* [PROVIDED MATERIAL]:
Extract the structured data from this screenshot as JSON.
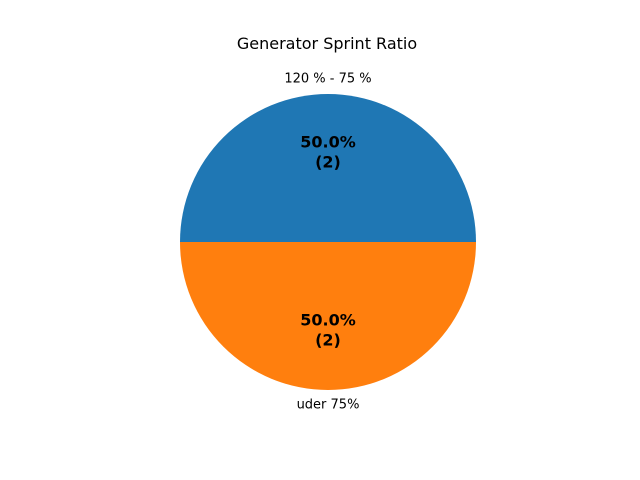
{
  "chart_data": {
    "type": "pie",
    "title": "Generator Sprint Ratio",
    "categories": [
      "120 % - 75 %",
      "uder 75%"
    ],
    "values": [
      2,
      2
    ],
    "percent_labels": [
      "50.0%",
      "50.0%"
    ],
    "count_labels": [
      "(2)",
      "(2)"
    ],
    "colors": [
      "#1f77b4",
      "#ff7f0e"
    ],
    "start_angle_deg": 0,
    "direction": "counterclockwise",
    "legend": "none"
  }
}
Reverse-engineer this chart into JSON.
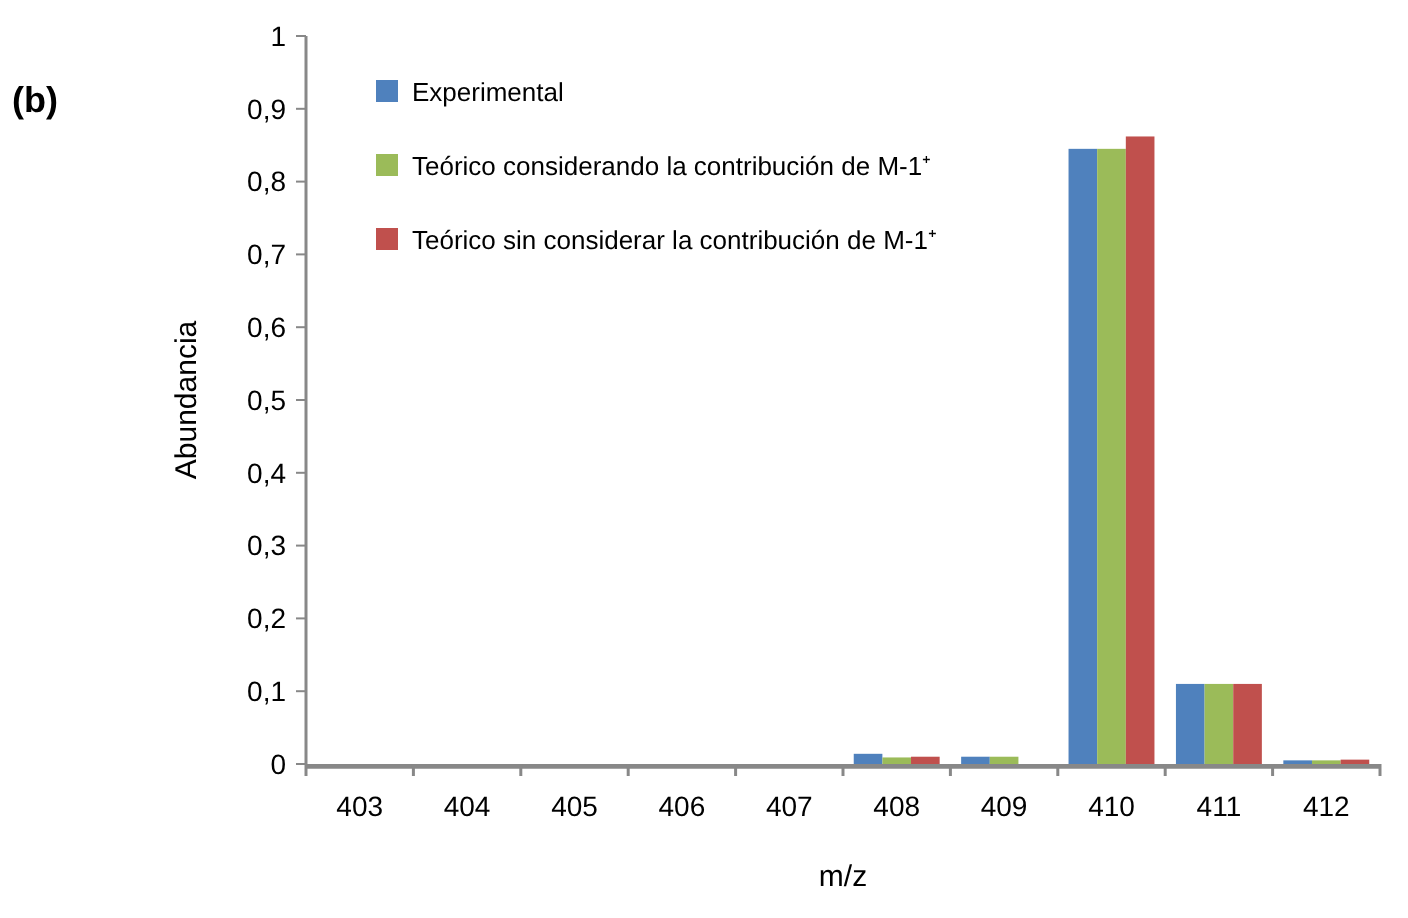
{
  "chart_data": {
    "type": "bar",
    "title": "(b)",
    "xlabel": "m/z",
    "ylabel": "Abundancia",
    "categories": [
      "403",
      "404",
      "405",
      "406",
      "407",
      "408",
      "409",
      "410",
      "411",
      "412"
    ],
    "series": [
      {
        "name": "Experimental",
        "color": "#4f81bd",
        "values": [
          0,
          0,
          0,
          0,
          0,
          0.014,
          0.01,
          0.845,
          0.11,
          0.005
        ]
      },
      {
        "name": "Teórico considerando la contribución de M-1⁺",
        "color": "#9bbb59",
        "values": [
          0,
          0,
          0,
          0,
          0,
          0.009,
          0.01,
          0.845,
          0.11,
          0.005
        ]
      },
      {
        "name": "Teórico sin considerar la contribución de M-1⁺",
        "color": "#c0504d",
        "values": [
          0,
          0,
          0,
          0,
          0,
          0.01,
          0,
          0.862,
          0.11,
          0.006
        ]
      }
    ],
    "ylim": [
      0,
      1
    ],
    "yticks": [
      0,
      {
        "value": 0.1,
        "label": "0,1"
      },
      {
        "value": 0.2,
        "label": "0,2"
      },
      {
        "value": 0.3,
        "label": "0,3"
      },
      {
        "value": 0.4,
        "label": "0,4"
      },
      {
        "value": 0.5,
        "label": "0,5"
      },
      {
        "value": 0.6,
        "label": "0,6"
      },
      {
        "value": 0.7,
        "label": "0,7"
      },
      {
        "value": 0.8,
        "label": "0,8"
      },
      {
        "value": 0.9,
        "label": "0,9"
      },
      1
    ],
    "legend": "top left",
    "grid": false
  }
}
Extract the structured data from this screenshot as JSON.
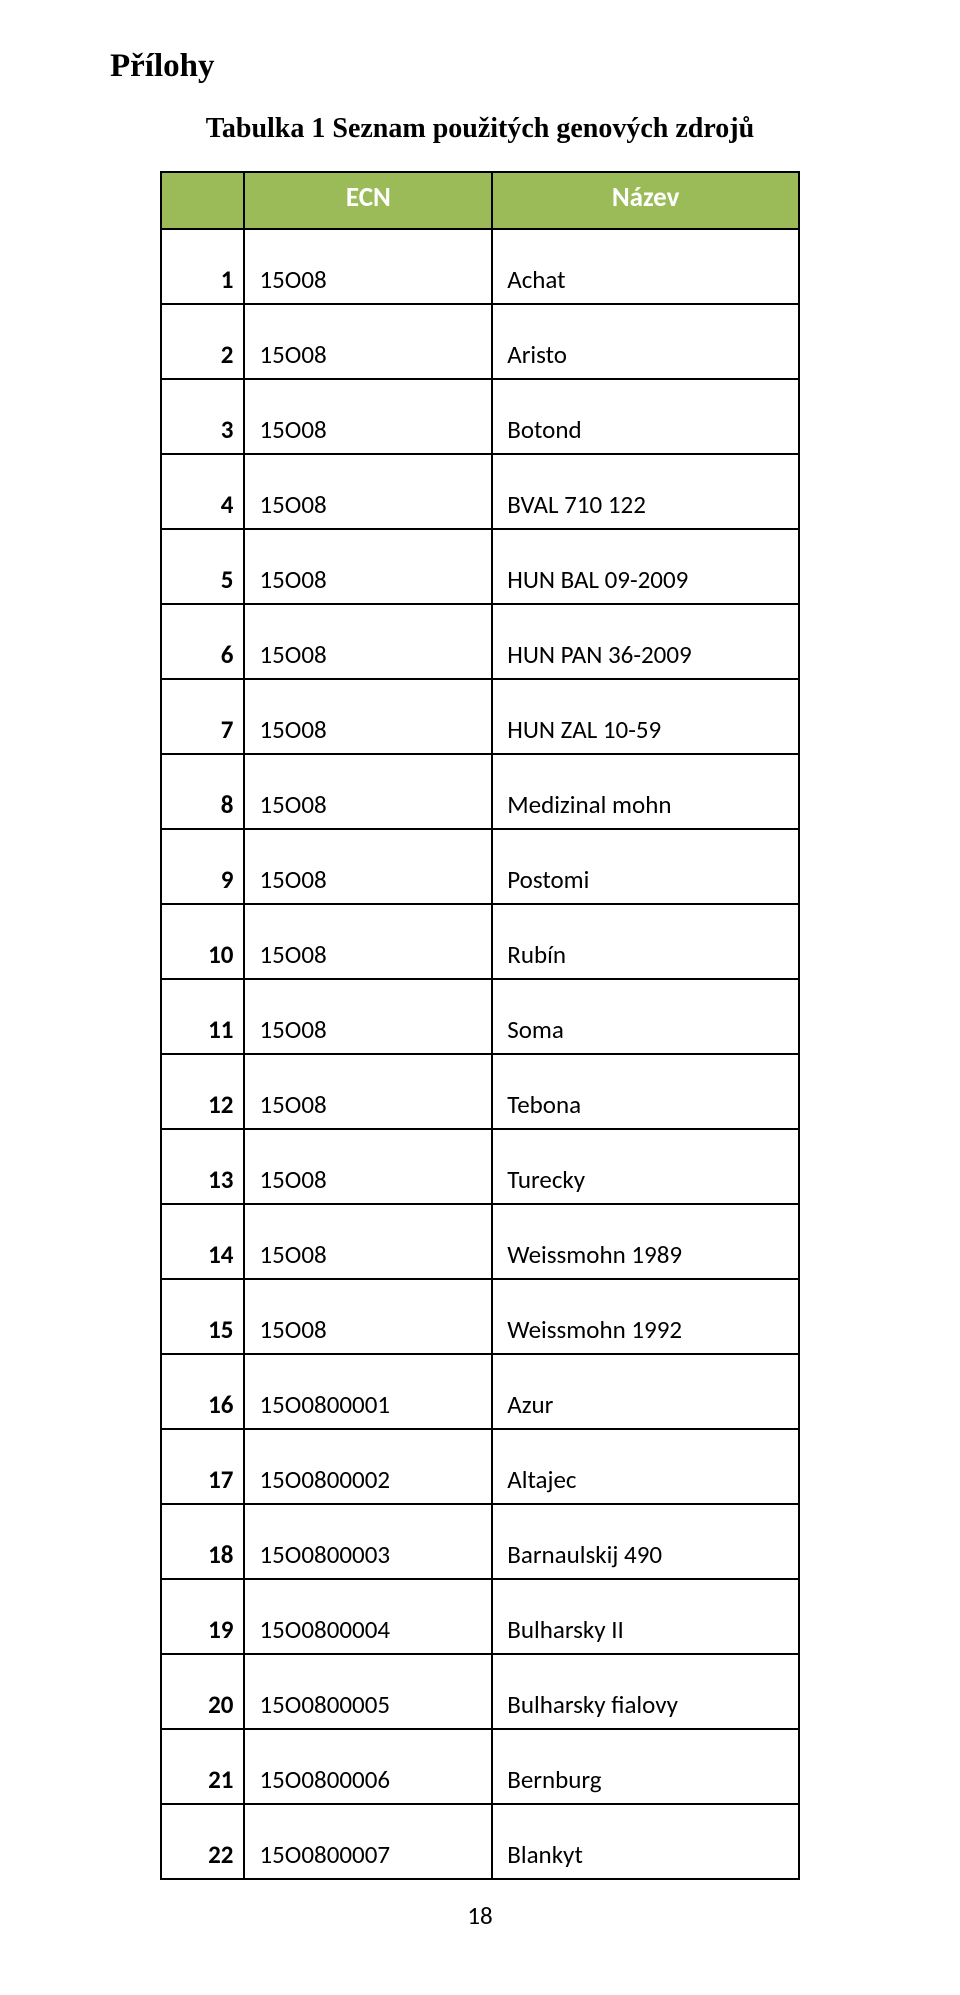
{
  "page": {
    "title": "Přílohy",
    "pageNumber": "18"
  },
  "table": {
    "caption": "Tabulka 1 Seznam použitých genových zdrojů",
    "headers": {
      "blank": "",
      "ecn": "ECN",
      "name": "Název"
    },
    "headerBg": "#9bbb59",
    "headerTextColor": "#ffffff",
    "borderColor": "#000000",
    "columns": [
      "num",
      "ecn",
      "name"
    ],
    "rows": [
      {
        "num": "1",
        "ecn": "15O08",
        "name": "Achat"
      },
      {
        "num": "2",
        "ecn": "15O08",
        "name": "Aristo"
      },
      {
        "num": "3",
        "ecn": "15O08",
        "name": "Botond"
      },
      {
        "num": "4",
        "ecn": "15O08",
        "name": "BVAL 710 122"
      },
      {
        "num": "5",
        "ecn": "15O08",
        "name": "HUN BAL 09-2009"
      },
      {
        "num": "6",
        "ecn": "15O08",
        "name": "HUN PAN 36-2009"
      },
      {
        "num": "7",
        "ecn": "15O08",
        "name": "HUN ZAL 10-59"
      },
      {
        "num": "8",
        "ecn": "15O08",
        "name": "Medizinal mohn"
      },
      {
        "num": "9",
        "ecn": "15O08",
        "name": "Postomi"
      },
      {
        "num": "10",
        "ecn": "15O08",
        "name": "Rubín"
      },
      {
        "num": "11",
        "ecn": "15O08",
        "name": "Soma"
      },
      {
        "num": "12",
        "ecn": "15O08",
        "name": "Tebona"
      },
      {
        "num": "13",
        "ecn": "15O08",
        "name": "Turecky"
      },
      {
        "num": "14",
        "ecn": "15O08",
        "name": "Weissmohn 1989"
      },
      {
        "num": "15",
        "ecn": "15O08",
        "name": "Weissmohn 1992"
      },
      {
        "num": "16",
        "ecn": "15O0800001",
        "name": "Azur"
      },
      {
        "num": "17",
        "ecn": "15O0800002",
        "name": "Altajec"
      },
      {
        "num": "18",
        "ecn": "15O0800003",
        "name": "Barnaulskij 490"
      },
      {
        "num": "19",
        "ecn": "15O0800004",
        "name": "Bulharsky II"
      },
      {
        "num": "20",
        "ecn": "15O0800005",
        "name": "Bulharsky fialovy"
      },
      {
        "num": "21",
        "ecn": "15O0800006",
        "name": "Bernburg"
      },
      {
        "num": "22",
        "ecn": "15O0800007",
        "name": "Blankyt"
      }
    ]
  }
}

* [STATED PROBLEM]: Give the entries again word for word, but skip the pictures.

* [FINAL RESULT]:
Extract the structured data from this screenshot as JSON.
{
  "chart_data": {
    "type": "pie",
    "title": "Generator Sprint Ratio",
    "categories": [
      "120 % - 75 %",
      "uder 75%"
    ],
    "values": [
      2,
      2
    ],
    "percent_labels": [
      "50.0%",
      "50.0%"
    ],
    "count_labels": [
      "(2)",
      "(2)"
    ],
    "colors": [
      "#1f77b4",
      "#ff7f0e"
    ],
    "start_angle_deg": 0,
    "direction": "counterclockwise",
    "legend": "none"
  }
}
Reverse-engineer this chart into JSON.
{
  "chart_data": {
    "type": "bar",
    "title": "(b)",
    "xlabel": "m/z",
    "ylabel": "Abundancia",
    "categories": [
      "403",
      "404",
      "405",
      "406",
      "407",
      "408",
      "409",
      "410",
      "411",
      "412"
    ],
    "series": [
      {
        "name": "Experimental",
        "color": "#4f81bd",
        "values": [
          0,
          0,
          0,
          0,
          0,
          0.014,
          0.01,
          0.845,
          0.11,
          0.005
        ]
      },
      {
        "name": "Teórico considerando la contribución de M-1⁺",
        "color": "#9bbb59",
        "values": [
          0,
          0,
          0,
          0,
          0,
          0.009,
          0.01,
          0.845,
          0.11,
          0.005
        ]
      },
      {
        "name": "Teórico sin considerar la contribución de M-1⁺",
        "color": "#c0504d",
        "values": [
          0,
          0,
          0,
          0,
          0,
          0.01,
          0,
          0.862,
          0.11,
          0.006
        ]
      }
    ],
    "ylim": [
      0,
      1
    ],
    "yticks": [
      0,
      {
        "value": 0.1,
        "label": "0,1"
      },
      {
        "value": 0.2,
        "label": "0,2"
      },
      {
        "value": 0.3,
        "label": "0,3"
      },
      {
        "value": 0.4,
        "label": "0,4"
      },
      {
        "value": 0.5,
        "label": "0,5"
      },
      {
        "value": 0.6,
        "label": "0,6"
      },
      {
        "value": 0.7,
        "label": "0,7"
      },
      {
        "value": 0.8,
        "label": "0,8"
      },
      {
        "value": 0.9,
        "label": "0,9"
      },
      1
    ],
    "legend": "top left",
    "grid": false
  }
}
Extract the structured data from this screenshot as JSON.
{
  "page": {
    "title": "Přílohy",
    "pageNumber": "18"
  },
  "table": {
    "caption": "Tabulka 1 Seznam použitých genových zdrojů",
    "headers": {
      "blank": "",
      "ecn": "ECN",
      "name": "Název"
    },
    "headerBg": "#9bbb59",
    "headerTextColor": "#ffffff",
    "borderColor": "#000000",
    "columns": [
      "num",
      "ecn",
      "name"
    ],
    "rows": [
      {
        "num": "1",
        "ecn": "15O08",
        "name": "Achat"
      },
      {
        "num": "2",
        "ecn": "15O08",
        "name": "Aristo"
      },
      {
        "num": "3",
        "ecn": "15O08",
        "name": "Botond"
      },
      {
        "num": "4",
        "ecn": "15O08",
        "name": "BVAL 710 122"
      },
      {
        "num": "5",
        "ecn": "15O08",
        "name": "HUN BAL 09-2009"
      },
      {
        "num": "6",
        "ecn": "15O08",
        "name": "HUN PAN 36-2009"
      },
      {
        "num": "7",
        "ecn": "15O08",
        "name": "HUN ZAL 10-59"
      },
      {
        "num": "8",
        "ecn": "15O08",
        "name": "Medizinal mohn"
      },
      {
        "num": "9",
        "ecn": "15O08",
        "name": "Postomi"
      },
      {
        "num": "10",
        "ecn": "15O08",
        "name": "Rubín"
      },
      {
        "num": "11",
        "ecn": "15O08",
        "name": "Soma"
      },
      {
        "num": "12",
        "ecn": "15O08",
        "name": "Tebona"
      },
      {
        "num": "13",
        "ecn": "15O08",
        "name": "Turecky"
      },
      {
        "num": "14",
        "ecn": "15O08",
        "name": "Weissmohn 1989"
      },
      {
        "num": "15",
        "ecn": "15O08",
        "name": "Weissmohn 1992"
      },
      {
        "num": "16",
        "ecn": "15O0800001",
        "name": "Azur"
      },
      {
        "num": "17",
        "ecn": "15O0800002",
        "name": "Altajec"
      },
      {
        "num": "18",
        "ecn": "15O0800003",
        "name": "Barnaulskij 490"
      },
      {
        "num": "19",
        "ecn": "15O0800004",
        "name": "Bulharsky II"
      },
      {
        "num": "20",
        "ecn": "15O0800005",
        "name": "Bulharsky fialovy"
      },
      {
        "num": "21",
        "ecn": "15O0800006",
        "name": "Bernburg"
      },
      {
        "num": "22",
        "ecn": "15O0800007",
        "name": "Blankyt"
      }
    ]
  }
}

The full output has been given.